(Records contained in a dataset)
^^^^
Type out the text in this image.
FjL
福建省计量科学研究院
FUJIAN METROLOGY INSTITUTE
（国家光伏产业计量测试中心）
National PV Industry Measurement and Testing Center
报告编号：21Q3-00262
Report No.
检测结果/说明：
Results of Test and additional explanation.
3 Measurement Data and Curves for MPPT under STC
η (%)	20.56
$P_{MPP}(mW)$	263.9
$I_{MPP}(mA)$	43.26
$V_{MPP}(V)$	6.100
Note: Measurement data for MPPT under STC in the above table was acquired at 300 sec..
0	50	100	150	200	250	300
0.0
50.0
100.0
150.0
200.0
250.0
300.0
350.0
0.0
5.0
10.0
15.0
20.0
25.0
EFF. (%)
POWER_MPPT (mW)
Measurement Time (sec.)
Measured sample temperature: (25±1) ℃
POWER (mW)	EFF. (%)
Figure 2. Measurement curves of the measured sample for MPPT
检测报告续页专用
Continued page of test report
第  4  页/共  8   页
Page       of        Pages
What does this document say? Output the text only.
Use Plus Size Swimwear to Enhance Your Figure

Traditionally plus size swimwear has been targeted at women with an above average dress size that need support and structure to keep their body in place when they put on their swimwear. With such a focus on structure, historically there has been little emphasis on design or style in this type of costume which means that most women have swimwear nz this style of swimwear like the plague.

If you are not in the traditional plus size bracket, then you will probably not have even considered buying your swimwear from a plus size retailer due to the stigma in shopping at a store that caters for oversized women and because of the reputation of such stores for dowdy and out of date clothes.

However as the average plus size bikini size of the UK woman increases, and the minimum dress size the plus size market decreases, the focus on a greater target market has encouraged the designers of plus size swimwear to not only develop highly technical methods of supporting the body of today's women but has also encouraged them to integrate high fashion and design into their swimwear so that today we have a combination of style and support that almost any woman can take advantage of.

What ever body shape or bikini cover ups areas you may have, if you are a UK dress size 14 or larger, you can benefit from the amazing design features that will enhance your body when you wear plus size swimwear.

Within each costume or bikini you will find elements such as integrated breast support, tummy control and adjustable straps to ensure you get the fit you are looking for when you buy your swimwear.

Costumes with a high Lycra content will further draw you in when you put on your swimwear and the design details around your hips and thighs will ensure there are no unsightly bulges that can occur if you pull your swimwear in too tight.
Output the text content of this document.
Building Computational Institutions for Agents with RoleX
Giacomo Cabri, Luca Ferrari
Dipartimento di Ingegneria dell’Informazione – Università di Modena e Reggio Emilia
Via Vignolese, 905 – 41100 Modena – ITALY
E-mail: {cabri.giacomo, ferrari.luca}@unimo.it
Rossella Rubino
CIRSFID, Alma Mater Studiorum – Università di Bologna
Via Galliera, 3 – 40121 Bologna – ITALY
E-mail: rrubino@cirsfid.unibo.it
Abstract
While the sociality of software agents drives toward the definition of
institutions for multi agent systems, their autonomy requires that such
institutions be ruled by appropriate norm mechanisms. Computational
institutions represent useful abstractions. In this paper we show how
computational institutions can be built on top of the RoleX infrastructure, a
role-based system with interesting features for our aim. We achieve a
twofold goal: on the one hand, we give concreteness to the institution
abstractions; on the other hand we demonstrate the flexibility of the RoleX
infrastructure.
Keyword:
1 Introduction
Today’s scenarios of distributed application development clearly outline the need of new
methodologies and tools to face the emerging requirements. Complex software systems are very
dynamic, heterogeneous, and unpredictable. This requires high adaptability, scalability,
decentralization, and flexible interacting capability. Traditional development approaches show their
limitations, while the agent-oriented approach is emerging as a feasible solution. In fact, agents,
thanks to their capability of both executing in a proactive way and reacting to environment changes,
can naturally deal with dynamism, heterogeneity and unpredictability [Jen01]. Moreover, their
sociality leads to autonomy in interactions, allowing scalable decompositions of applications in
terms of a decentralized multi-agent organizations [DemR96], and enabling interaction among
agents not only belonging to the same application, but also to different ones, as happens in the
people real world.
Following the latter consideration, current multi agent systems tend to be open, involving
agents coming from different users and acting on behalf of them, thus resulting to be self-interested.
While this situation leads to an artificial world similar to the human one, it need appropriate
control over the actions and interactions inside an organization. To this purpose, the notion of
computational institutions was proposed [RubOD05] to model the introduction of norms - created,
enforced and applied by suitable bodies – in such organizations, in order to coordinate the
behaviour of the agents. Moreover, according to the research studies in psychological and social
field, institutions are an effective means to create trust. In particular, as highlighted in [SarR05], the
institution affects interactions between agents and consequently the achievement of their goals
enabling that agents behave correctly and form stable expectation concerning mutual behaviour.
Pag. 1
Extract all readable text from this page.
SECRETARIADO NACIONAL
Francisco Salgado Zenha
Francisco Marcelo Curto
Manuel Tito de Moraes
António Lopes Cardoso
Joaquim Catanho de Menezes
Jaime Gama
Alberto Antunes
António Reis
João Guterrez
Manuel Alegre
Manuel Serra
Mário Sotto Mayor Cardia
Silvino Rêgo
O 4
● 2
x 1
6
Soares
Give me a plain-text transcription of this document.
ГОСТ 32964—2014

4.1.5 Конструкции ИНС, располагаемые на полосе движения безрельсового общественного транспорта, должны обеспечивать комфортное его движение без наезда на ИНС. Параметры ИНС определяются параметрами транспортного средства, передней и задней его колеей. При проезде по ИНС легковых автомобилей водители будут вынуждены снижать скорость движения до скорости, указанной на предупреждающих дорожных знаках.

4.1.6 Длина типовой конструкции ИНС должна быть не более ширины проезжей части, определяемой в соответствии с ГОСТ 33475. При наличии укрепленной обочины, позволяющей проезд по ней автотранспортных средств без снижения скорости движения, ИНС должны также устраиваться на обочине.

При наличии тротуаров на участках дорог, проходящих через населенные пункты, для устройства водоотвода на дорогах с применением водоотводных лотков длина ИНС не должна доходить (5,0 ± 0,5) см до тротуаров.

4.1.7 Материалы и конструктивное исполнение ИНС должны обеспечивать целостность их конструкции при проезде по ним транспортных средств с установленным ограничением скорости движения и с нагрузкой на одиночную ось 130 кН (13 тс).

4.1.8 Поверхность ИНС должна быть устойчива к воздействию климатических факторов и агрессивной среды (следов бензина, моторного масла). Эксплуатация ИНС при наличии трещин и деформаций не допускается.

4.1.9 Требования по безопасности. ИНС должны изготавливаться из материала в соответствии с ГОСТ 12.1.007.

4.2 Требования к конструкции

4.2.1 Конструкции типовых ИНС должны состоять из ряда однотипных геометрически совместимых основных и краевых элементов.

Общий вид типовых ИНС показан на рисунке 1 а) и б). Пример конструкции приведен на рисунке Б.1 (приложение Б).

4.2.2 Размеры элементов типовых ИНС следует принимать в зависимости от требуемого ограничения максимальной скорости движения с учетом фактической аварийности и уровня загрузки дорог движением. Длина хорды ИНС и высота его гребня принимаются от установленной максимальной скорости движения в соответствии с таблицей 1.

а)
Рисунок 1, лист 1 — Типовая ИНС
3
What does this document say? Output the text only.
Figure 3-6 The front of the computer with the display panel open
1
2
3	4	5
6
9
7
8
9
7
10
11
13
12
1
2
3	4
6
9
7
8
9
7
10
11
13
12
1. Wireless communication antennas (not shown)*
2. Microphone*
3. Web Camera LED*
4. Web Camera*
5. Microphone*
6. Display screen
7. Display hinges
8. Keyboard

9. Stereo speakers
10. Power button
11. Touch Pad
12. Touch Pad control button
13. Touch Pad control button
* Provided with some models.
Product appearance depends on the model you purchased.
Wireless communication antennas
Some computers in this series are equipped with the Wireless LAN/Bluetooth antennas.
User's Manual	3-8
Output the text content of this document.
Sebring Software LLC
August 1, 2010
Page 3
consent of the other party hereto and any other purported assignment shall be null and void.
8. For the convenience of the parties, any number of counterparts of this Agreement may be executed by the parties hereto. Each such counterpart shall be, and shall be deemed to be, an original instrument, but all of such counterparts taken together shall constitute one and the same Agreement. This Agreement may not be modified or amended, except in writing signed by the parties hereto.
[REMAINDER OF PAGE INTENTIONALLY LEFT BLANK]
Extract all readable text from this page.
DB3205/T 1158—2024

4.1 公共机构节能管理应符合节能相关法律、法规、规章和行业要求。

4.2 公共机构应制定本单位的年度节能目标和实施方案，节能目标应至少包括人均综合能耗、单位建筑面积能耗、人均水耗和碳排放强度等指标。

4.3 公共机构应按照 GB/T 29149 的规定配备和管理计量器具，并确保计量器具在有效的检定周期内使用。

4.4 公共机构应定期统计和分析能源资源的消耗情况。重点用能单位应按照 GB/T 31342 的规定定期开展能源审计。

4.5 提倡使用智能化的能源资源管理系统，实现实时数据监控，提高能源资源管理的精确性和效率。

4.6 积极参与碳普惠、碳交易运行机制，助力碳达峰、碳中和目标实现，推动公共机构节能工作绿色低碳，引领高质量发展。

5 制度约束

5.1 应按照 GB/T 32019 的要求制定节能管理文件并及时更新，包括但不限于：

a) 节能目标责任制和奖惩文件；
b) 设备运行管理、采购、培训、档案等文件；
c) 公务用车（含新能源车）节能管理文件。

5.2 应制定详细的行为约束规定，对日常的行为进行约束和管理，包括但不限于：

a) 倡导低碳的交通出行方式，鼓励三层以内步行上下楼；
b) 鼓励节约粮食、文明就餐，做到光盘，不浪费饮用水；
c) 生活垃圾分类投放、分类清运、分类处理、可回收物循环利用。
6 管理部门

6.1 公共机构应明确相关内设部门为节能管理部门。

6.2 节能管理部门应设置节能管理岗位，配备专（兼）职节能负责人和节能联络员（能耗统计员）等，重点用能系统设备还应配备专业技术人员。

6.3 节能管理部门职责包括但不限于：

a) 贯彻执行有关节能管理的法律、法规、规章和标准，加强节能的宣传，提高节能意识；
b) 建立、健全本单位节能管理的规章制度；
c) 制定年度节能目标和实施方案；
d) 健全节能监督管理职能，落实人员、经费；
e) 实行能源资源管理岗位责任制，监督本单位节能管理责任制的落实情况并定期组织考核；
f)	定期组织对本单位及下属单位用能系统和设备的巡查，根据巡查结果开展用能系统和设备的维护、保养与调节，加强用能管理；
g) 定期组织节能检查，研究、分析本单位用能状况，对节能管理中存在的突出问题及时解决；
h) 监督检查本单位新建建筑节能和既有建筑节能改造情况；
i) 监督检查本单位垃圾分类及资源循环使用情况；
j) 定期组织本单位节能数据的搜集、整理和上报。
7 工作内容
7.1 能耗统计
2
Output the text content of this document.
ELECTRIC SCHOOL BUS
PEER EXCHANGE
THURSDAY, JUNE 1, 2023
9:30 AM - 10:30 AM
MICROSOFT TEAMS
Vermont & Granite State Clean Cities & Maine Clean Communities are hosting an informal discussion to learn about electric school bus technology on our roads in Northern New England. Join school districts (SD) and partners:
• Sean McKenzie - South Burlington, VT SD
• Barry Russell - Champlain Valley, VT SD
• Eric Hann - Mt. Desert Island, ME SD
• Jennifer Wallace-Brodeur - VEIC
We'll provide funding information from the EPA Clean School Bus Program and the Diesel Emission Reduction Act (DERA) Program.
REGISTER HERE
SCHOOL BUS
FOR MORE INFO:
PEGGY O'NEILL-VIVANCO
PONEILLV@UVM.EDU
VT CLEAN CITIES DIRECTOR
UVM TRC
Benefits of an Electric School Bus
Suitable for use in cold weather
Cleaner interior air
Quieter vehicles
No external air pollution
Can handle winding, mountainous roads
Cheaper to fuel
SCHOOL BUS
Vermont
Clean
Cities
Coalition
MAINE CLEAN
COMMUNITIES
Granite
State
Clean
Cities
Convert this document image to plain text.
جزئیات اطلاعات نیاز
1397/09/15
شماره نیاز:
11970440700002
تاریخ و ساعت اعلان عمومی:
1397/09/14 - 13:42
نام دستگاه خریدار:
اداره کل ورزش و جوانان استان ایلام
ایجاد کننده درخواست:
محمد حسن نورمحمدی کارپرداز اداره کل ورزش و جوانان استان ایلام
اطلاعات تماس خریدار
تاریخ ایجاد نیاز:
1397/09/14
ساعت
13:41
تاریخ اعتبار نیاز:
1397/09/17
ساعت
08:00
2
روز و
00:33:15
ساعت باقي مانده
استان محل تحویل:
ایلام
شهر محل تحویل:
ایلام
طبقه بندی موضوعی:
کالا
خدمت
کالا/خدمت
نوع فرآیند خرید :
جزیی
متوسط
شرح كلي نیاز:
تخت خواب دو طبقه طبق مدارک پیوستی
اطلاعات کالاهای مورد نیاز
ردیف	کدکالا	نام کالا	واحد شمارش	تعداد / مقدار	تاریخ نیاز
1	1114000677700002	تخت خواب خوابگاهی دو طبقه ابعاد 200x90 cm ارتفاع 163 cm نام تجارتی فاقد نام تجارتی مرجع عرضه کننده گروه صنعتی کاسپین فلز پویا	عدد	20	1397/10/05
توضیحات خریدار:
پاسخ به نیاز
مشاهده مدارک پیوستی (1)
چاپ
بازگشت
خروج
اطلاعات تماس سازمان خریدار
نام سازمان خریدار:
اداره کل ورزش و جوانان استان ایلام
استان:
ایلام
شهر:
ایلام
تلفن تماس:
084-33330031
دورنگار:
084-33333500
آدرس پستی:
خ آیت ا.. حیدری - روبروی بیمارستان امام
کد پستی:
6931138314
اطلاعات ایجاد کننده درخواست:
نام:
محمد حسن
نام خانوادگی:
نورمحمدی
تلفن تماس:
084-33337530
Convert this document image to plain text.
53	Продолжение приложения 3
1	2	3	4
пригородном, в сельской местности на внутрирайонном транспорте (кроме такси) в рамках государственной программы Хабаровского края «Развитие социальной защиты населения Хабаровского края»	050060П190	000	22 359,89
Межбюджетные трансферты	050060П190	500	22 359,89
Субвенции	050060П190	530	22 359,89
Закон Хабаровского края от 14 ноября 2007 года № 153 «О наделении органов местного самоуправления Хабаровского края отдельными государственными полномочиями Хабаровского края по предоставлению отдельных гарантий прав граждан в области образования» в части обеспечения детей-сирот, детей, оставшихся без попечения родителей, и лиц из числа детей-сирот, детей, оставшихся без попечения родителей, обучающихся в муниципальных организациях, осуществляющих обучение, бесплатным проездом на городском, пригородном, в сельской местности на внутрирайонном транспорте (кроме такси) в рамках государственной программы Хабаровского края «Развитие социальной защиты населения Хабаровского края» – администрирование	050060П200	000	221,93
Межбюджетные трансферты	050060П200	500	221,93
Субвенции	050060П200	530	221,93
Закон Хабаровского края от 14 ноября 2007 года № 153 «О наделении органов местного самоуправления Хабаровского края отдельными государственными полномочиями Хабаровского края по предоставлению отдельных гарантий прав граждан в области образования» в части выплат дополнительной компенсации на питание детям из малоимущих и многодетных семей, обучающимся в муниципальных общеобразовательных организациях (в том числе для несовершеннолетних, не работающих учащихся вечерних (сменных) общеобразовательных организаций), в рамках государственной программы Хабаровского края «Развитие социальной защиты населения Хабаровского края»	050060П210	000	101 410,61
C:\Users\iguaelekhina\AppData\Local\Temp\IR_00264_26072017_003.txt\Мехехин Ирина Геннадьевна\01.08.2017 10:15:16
^^^^
> _Aim of the exercise_
Gather from the data above every line with the string "systems".

> _Task solution_
institutions for multi agent systems, their autonomy requires that such
methodologies and tools to face the emerging requirements. Complex software systems are very
Following the latter consideration, current multi agent systems tend to be open, involving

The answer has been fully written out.